* THE REQUEST: Pictures do not belong in the copy; transcribe everything else in the records exactly.

* SUPPLIED MATERIAL:

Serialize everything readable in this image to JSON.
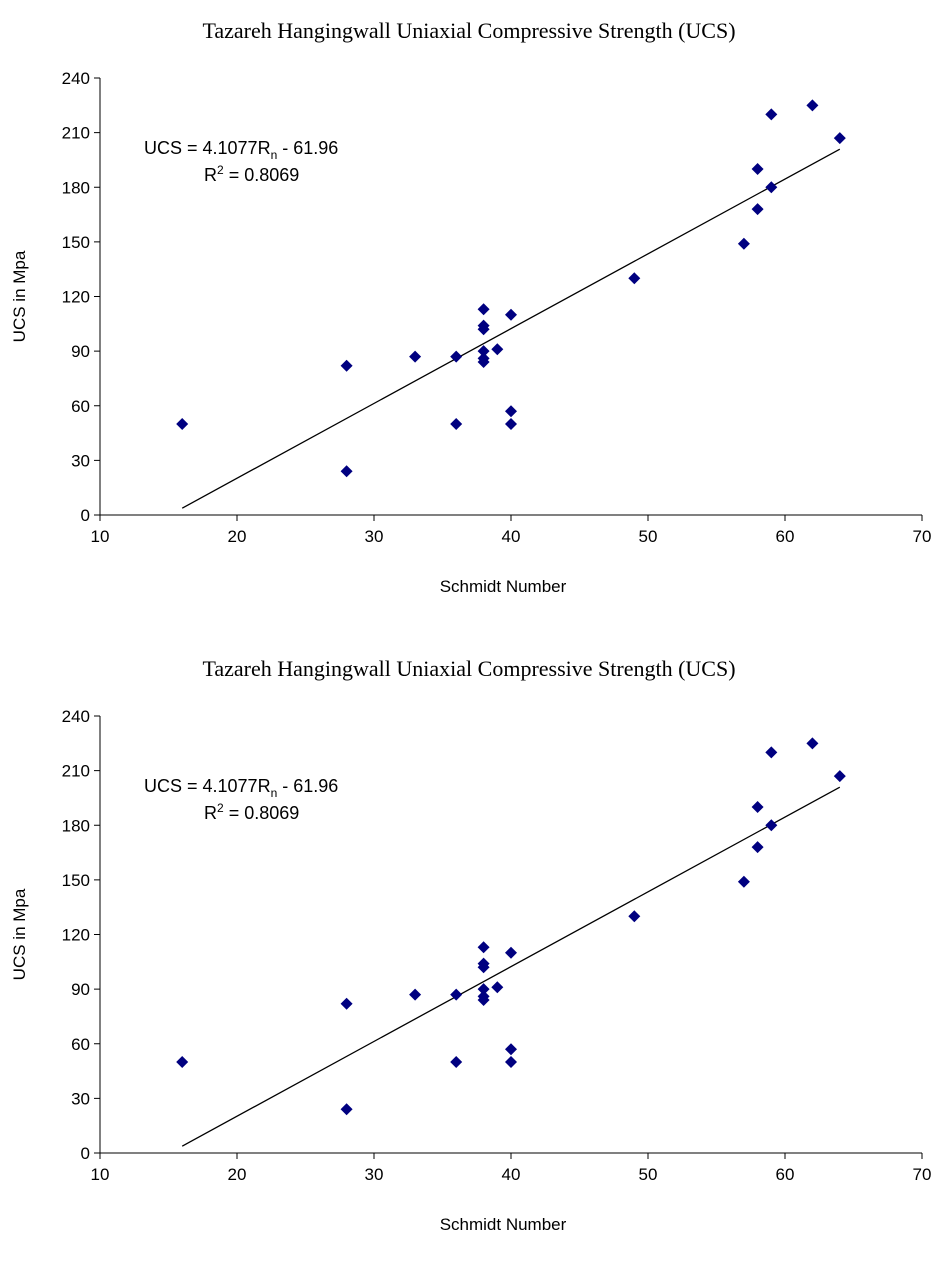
{
  "chart_data": [
    {
      "type": "scatter",
      "title": "Tazareh Hangingwall Uniaxial Compressive Strength (UCS)",
      "xlabel": "Schmidt Number",
      "ylabel": "UCS in Mpa",
      "xlim": [
        10,
        70
      ],
      "ylim": [
        0,
        240
      ],
      "x_ticks": [
        10,
        20,
        30,
        40,
        50,
        60,
        70
      ],
      "y_ticks": [
        0,
        30,
        60,
        90,
        120,
        150,
        180,
        210,
        240
      ],
      "grid": false,
      "marker_color": "#000080",
      "points": [
        {
          "x": 16,
          "y": 50
        },
        {
          "x": 28,
          "y": 82
        },
        {
          "x": 28,
          "y": 24
        },
        {
          "x": 33,
          "y": 87
        },
        {
          "x": 36,
          "y": 87
        },
        {
          "x": 36,
          "y": 50
        },
        {
          "x": 38,
          "y": 113
        },
        {
          "x": 38,
          "y": 104
        },
        {
          "x": 38,
          "y": 102
        },
        {
          "x": 38,
          "y": 90
        },
        {
          "x": 38,
          "y": 86
        },
        {
          "x": 38,
          "y": 84
        },
        {
          "x": 39,
          "y": 91
        },
        {
          "x": 40,
          "y": 110
        },
        {
          "x": 40,
          "y": 57
        },
        {
          "x": 40,
          "y": 50
        },
        {
          "x": 49,
          "y": 130
        },
        {
          "x": 57,
          "y": 149
        },
        {
          "x": 58,
          "y": 190
        },
        {
          "x": 58,
          "y": 168
        },
        {
          "x": 59,
          "y": 220
        },
        {
          "x": 59,
          "y": 180
        },
        {
          "x": 62,
          "y": 225
        },
        {
          "x": 64,
          "y": 207
        }
      ],
      "trendline": {
        "type": "linear",
        "slope": 4.1077,
        "intercept": -61.96,
        "x_range": [
          16,
          64
        ]
      },
      "equation": {
        "prefix": "UCS = 4.1077R",
        "subscript": "n",
        "suffix": " - 61.96"
      },
      "r_squared": {
        "prefix": "R",
        "superscript": "2",
        "suffix": " = 0.8069"
      }
    },
    {
      "type": "scatter",
      "title": "Tazareh Hangingwall Uniaxial Compressive Strength (UCS)",
      "xlabel": "Schmidt Number",
      "ylabel": "UCS in Mpa",
      "xlim": [
        10,
        70
      ],
      "ylim": [
        0,
        240
      ],
      "x_ticks": [
        10,
        20,
        30,
        40,
        50,
        60,
        70
      ],
      "y_ticks": [
        0,
        30,
        60,
        90,
        120,
        150,
        180,
        210,
        240
      ],
      "grid": false,
      "marker_color": "#000080",
      "points": [
        {
          "x": 16,
          "y": 50
        },
        {
          "x": 28,
          "y": 82
        },
        {
          "x": 28,
          "y": 24
        },
        {
          "x": 33,
          "y": 87
        },
        {
          "x": 36,
          "y": 87
        },
        {
          "x": 36,
          "y": 50
        },
        {
          "x": 38,
          "y": 113
        },
        {
          "x": 38,
          "y": 104
        },
        {
          "x": 38,
          "y": 102
        },
        {
          "x": 38,
          "y": 90
        },
        {
          "x": 38,
          "y": 86
        },
        {
          "x": 38,
          "y": 84
        },
        {
          "x": 39,
          "y": 91
        },
        {
          "x": 40,
          "y": 110
        },
        {
          "x": 40,
          "y": 57
        },
        {
          "x": 40,
          "y": 50
        },
        {
          "x": 49,
          "y": 130
        },
        {
          "x": 57,
          "y": 149
        },
        {
          "x": 58,
          "y": 190
        },
        {
          "x": 58,
          "y": 168
        },
        {
          "x": 59,
          "y": 220
        },
        {
          "x": 59,
          "y": 180
        },
        {
          "x": 62,
          "y": 225
        },
        {
          "x": 64,
          "y": 207
        }
      ],
      "trendline": {
        "type": "linear",
        "slope": 4.1077,
        "intercept": -61.96,
        "x_range": [
          16,
          64
        ]
      },
      "equation": {
        "prefix": "UCS = 4.1077R",
        "subscript": "n",
        "suffix": " - 61.96"
      },
      "r_squared": {
        "prefix": "R",
        "superscript": "2",
        "suffix": " = 0.8069"
      }
    }
  ]
}
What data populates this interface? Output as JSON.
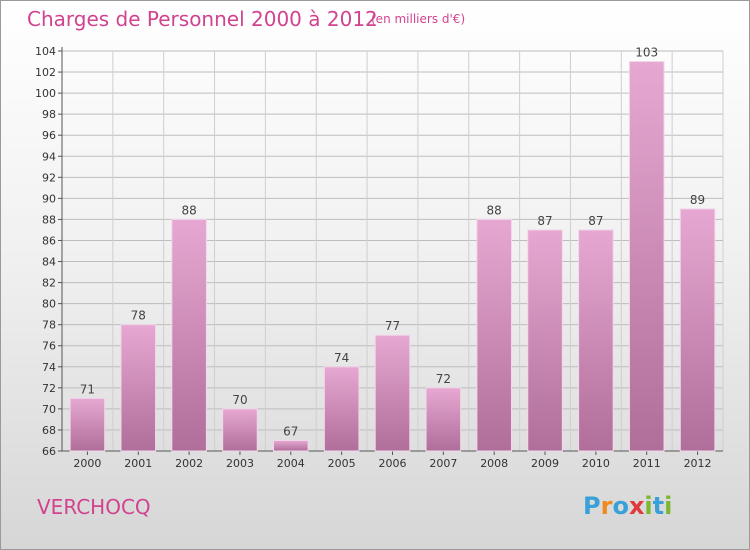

* CORRECT RESPONSE:
Serialize everything readable in this image to JSON.
{
  "chart_data": [
    {
      "type": "scatter",
      "title": "Tazareh Hangingwall Uniaxial Compressive Strength (UCS)",
      "xlabel": "Schmidt Number",
      "ylabel": "UCS in Mpa",
      "xlim": [
        10,
        70
      ],
      "ylim": [
        0,
        240
      ],
      "x_ticks": [
        10,
        20,
        30,
        40,
        50,
        60,
        70
      ],
      "y_ticks": [
        0,
        30,
        60,
        90,
        120,
        150,
        180,
        210,
        240
      ],
      "grid": false,
      "marker_color": "#000080",
      "points": [
        {
          "x": 16,
          "y": 50
        },
        {
          "x": 28,
          "y": 82
        },
        {
          "x": 28,
          "y": 24
        },
        {
          "x": 33,
          "y": 87
        },
        {
          "x": 36,
          "y": 87
        },
        {
          "x": 36,
          "y": 50
        },
        {
          "x": 38,
          "y": 113
        },
        {
          "x": 38,
          "y": 104
        },
        {
          "x": 38,
          "y": 102
        },
        {
          "x": 38,
          "y": 90
        },
        {
          "x": 38,
          "y": 86
        },
        {
          "x": 38,
          "y": 84
        },
        {
          "x": 39,
          "y": 91
        },
        {
          "x": 40,
          "y": 110
        },
        {
          "x": 40,
          "y": 57
        },
        {
          "x": 40,
          "y": 50
        },
        {
          "x": 49,
          "y": 130
        },
        {
          "x": 57,
          "y": 149
        },
        {
          "x": 58,
          "y": 190
        },
        {
          "x": 58,
          "y": 168
        },
        {
          "x": 59,
          "y": 220
        },
        {
          "x": 59,
          "y": 180
        },
        {
          "x": 62,
          "y": 225
        },
        {
          "x": 64,
          "y": 207
        }
      ],
      "trendline": {
        "type": "linear",
        "slope": 4.1077,
        "intercept": -61.96,
        "x_range": [
          16,
          64
        ]
      },
      "equation": {
        "prefix": "UCS = 4.1077R",
        "subscript": "n",
        "suffix": " - 61.96"
      },
      "r_squared": {
        "prefix": "R",
        "superscript": "2",
        "suffix": " = 0.8069"
      }
    },
    {
      "type": "scatter",
      "title": "Tazareh Hangingwall Uniaxial Compressive Strength (UCS)",
      "xlabel": "Schmidt Number",
      "ylabel": "UCS in Mpa",
      "xlim": [
        10,
        70
      ],
      "ylim": [
        0,
        240
      ],
      "x_ticks": [
        10,
        20,
        30,
        40,
        50,
        60,
        70
      ],
      "y_ticks": [
        0,
        30,
        60,
        90,
        120,
        150,
        180,
        210,
        240
      ],
      "grid": false,
      "marker_color": "#000080",
      "points": [
        {
          "x": 16,
          "y": 50
        },
        {
          "x": 28,
          "y": 82
        },
        {
          "x": 28,
          "y": 24
        },
        {
          "x": 33,
          "y": 87
        },
        {
          "x": 36,
          "y": 87
        },
        {
          "x": 36,
          "y": 50
        },
        {
          "x": 38,
          "y": 113
        },
        {
          "x": 38,
          "y": 104
        },
        {
          "x": 38,
          "y": 102
        },
        {
          "x": 38,
          "y": 90
        },
        {
          "x": 38,
          "y": 86
        },
        {
          "x": 38,
          "y": 84
        },
        {
          "x": 39,
          "y": 91
        },
        {
          "x": 40,
          "y": 110
        },
        {
          "x": 40,
          "y": 57
        },
        {
          "x": 40,
          "y": 50
        },
        {
          "x": 49,
          "y": 130
        },
        {
          "x": 57,
          "y": 149
        },
        {
          "x": 58,
          "y": 190
        },
        {
          "x": 58,
          "y": 168
        },
        {
          "x": 59,
          "y": 220
        },
        {
          "x": 59,
          "y": 180
        },
        {
          "x": 62,
          "y": 225
        },
        {
          "x": 64,
          "y": 207
        }
      ],
      "trendline": {
        "type": "linear",
        "slope": 4.1077,
        "intercept": -61.96,
        "x_range": [
          16,
          64
        ]
      },
      "equation": {
        "prefix": "UCS = 4.1077R",
        "subscript": "n",
        "suffix": " - 61.96"
      },
      "r_squared": {
        "prefix": "R",
        "superscript": "2",
        "suffix": " = 0.8069"
      }
    }
  ]
}
What data populates this interface? Output as JSON.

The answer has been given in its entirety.